■ Records for this task

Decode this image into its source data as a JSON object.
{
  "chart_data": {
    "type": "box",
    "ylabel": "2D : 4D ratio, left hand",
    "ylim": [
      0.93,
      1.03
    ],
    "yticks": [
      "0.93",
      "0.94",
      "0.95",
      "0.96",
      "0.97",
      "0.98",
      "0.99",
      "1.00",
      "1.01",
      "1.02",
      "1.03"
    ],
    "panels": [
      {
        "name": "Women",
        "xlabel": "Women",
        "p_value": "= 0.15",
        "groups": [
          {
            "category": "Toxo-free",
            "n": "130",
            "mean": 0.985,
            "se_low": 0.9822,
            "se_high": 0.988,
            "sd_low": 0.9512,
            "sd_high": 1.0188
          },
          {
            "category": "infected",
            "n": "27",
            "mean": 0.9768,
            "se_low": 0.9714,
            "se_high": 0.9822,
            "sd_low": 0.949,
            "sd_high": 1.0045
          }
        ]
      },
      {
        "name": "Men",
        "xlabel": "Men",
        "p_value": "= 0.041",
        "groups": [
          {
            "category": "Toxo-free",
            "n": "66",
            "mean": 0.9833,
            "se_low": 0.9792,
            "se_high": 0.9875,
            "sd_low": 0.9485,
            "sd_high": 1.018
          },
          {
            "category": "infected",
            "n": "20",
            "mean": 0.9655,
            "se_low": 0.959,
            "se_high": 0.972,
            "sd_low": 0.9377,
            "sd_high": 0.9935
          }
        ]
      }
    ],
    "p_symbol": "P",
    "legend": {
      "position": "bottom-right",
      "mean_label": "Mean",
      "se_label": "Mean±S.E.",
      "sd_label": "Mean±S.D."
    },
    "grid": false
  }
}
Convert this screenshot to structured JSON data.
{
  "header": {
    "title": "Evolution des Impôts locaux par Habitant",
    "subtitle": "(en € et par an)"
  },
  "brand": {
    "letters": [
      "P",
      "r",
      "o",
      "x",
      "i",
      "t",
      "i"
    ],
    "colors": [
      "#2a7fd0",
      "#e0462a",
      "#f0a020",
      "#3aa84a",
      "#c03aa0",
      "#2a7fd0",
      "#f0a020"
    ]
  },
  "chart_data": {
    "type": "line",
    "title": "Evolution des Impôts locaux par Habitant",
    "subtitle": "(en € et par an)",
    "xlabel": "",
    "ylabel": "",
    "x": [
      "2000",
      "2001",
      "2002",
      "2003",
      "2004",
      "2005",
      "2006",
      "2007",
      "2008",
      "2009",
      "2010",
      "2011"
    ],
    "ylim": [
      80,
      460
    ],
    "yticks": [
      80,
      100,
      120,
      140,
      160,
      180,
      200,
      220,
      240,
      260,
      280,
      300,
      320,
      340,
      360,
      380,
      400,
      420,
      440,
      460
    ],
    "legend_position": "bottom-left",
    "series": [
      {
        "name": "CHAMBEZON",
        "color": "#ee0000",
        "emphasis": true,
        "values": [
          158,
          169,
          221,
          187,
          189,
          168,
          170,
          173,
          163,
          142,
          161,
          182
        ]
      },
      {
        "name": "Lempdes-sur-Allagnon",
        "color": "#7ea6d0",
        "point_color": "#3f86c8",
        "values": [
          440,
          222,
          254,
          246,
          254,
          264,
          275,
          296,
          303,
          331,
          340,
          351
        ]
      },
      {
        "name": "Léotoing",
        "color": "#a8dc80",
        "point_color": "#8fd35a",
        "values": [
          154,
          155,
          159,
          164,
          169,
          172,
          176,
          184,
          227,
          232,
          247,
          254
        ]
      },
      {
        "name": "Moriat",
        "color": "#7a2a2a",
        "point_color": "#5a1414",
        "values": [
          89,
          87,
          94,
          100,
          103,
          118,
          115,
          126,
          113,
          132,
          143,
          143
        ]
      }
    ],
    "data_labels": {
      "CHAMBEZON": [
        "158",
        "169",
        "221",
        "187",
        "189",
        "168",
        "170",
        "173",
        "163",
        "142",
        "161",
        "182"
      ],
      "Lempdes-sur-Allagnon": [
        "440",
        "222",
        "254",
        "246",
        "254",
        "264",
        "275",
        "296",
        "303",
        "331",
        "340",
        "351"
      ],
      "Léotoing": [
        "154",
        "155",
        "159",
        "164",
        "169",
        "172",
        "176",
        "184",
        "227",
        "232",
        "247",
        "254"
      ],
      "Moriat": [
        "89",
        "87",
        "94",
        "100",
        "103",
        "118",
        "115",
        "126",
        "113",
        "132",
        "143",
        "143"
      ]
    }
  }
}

■ Instructions for the task
Where a line above holds the string "left", show that line.

■ Task result
    "ylabel": "2D : 4D ratio, left hand",
    "legend_position": "bottom-left",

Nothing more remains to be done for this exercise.